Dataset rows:
★ ★ ★ ★
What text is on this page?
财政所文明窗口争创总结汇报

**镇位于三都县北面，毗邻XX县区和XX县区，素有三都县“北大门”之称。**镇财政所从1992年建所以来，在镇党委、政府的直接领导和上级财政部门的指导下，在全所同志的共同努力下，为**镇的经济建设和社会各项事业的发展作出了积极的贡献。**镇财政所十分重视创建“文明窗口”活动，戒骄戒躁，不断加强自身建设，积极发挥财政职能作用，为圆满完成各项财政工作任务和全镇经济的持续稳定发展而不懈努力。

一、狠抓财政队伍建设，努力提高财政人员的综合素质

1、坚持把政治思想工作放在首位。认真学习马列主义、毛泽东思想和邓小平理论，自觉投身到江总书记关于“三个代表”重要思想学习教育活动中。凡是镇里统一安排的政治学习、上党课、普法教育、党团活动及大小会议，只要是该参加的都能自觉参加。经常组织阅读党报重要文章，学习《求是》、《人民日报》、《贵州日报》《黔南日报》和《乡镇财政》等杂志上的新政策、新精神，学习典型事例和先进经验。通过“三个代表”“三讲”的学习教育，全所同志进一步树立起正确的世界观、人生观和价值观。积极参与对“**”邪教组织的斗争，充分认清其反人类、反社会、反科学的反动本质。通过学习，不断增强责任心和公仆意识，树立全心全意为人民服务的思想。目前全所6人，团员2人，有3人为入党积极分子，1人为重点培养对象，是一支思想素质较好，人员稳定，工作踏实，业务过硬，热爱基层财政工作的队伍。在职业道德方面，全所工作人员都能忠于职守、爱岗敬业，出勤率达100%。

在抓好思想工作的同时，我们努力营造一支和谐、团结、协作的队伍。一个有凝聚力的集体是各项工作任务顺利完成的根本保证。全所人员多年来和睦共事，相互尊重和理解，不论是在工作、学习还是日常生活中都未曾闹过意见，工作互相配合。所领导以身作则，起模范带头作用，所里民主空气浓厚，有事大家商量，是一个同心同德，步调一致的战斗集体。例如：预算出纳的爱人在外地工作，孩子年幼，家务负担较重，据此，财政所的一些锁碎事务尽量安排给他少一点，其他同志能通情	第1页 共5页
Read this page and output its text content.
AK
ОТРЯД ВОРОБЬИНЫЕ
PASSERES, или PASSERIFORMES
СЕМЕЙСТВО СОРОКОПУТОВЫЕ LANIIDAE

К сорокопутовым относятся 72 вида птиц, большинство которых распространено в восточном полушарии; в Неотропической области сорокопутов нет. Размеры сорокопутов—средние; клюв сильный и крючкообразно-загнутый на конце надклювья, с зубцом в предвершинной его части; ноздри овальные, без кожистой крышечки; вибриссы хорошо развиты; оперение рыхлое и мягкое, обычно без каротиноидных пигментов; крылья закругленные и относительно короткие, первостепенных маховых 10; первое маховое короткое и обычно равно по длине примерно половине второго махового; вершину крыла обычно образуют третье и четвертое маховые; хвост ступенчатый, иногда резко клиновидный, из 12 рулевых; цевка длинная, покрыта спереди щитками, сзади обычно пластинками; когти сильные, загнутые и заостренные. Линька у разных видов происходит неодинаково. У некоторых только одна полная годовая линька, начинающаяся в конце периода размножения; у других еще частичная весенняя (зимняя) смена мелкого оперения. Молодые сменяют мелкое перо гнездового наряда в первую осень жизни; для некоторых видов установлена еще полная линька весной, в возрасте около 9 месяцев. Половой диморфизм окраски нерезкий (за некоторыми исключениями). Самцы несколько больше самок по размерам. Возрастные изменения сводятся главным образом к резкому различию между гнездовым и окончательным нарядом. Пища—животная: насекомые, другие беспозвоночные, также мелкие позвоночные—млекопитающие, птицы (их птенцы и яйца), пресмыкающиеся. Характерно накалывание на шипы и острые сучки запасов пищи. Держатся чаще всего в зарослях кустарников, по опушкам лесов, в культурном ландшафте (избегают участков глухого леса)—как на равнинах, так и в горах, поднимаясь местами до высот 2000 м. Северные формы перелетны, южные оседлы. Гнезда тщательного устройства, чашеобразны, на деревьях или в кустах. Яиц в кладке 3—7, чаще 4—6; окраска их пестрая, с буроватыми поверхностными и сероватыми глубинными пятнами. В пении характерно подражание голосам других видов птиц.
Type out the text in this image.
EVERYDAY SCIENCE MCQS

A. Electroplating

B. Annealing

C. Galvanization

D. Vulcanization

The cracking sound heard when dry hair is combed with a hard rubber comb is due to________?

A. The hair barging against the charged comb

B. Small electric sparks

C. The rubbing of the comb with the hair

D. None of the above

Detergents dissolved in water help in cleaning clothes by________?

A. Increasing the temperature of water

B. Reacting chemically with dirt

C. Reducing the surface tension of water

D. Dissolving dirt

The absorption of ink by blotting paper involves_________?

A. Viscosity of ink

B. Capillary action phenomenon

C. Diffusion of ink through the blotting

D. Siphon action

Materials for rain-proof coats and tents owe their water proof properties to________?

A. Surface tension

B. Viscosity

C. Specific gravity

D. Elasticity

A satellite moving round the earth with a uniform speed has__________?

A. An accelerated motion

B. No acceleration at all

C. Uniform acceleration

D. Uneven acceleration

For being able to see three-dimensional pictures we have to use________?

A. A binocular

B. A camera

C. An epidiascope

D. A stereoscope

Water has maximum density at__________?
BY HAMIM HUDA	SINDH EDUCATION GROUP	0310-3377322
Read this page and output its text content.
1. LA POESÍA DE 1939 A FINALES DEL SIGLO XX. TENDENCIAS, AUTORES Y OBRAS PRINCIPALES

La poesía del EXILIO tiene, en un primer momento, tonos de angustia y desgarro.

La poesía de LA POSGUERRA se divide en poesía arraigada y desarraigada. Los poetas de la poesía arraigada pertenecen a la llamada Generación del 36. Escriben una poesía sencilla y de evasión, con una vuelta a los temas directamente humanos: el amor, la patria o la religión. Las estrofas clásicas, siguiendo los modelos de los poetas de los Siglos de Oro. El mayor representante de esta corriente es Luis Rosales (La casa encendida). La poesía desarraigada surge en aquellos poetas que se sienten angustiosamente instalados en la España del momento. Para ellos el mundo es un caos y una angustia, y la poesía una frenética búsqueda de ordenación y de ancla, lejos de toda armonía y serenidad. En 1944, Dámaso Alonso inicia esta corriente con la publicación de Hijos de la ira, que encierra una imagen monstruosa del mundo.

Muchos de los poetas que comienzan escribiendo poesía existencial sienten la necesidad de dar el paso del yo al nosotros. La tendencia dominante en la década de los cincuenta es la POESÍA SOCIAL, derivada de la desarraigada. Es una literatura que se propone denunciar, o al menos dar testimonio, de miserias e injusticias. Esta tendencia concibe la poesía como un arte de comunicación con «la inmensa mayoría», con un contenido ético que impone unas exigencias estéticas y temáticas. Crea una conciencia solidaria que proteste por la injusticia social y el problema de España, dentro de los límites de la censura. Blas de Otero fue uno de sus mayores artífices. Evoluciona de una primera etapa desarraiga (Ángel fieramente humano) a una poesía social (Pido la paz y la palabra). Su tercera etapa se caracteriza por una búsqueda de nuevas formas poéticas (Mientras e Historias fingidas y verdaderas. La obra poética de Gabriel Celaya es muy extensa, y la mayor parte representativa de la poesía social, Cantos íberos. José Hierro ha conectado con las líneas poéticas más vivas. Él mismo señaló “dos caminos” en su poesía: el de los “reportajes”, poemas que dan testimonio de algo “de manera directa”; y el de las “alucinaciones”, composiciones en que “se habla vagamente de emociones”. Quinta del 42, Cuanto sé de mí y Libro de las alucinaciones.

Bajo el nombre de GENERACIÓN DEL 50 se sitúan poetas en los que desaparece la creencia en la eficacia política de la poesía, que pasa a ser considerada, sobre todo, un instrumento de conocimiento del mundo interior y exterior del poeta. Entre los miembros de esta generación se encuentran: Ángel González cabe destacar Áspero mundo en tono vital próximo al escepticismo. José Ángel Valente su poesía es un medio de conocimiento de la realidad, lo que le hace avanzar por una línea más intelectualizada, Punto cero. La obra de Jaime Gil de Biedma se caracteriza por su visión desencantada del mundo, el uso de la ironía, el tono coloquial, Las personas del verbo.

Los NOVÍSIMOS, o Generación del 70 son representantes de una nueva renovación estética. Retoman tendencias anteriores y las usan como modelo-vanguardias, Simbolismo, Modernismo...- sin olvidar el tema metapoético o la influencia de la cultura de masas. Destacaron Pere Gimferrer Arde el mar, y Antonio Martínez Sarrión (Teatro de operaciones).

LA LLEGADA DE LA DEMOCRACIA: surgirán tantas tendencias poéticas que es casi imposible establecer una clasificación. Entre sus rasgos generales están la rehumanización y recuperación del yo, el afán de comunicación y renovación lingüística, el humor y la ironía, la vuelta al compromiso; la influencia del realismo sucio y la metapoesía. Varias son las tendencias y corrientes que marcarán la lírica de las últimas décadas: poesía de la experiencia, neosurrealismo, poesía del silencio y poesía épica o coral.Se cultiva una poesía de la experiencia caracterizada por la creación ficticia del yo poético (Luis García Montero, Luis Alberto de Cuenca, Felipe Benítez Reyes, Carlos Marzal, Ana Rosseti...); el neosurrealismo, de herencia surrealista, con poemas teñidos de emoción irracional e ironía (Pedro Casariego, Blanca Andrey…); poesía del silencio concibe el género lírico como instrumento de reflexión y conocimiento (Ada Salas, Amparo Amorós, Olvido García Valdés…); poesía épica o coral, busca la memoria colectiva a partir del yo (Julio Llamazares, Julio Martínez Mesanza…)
★ ★ ★ ★
_Work to complete_: Go through the records and pull out each line that includes the word "dirt".

_Output of the exercise_:
B. Reacting chemically with dirt
D. Dissolving dirt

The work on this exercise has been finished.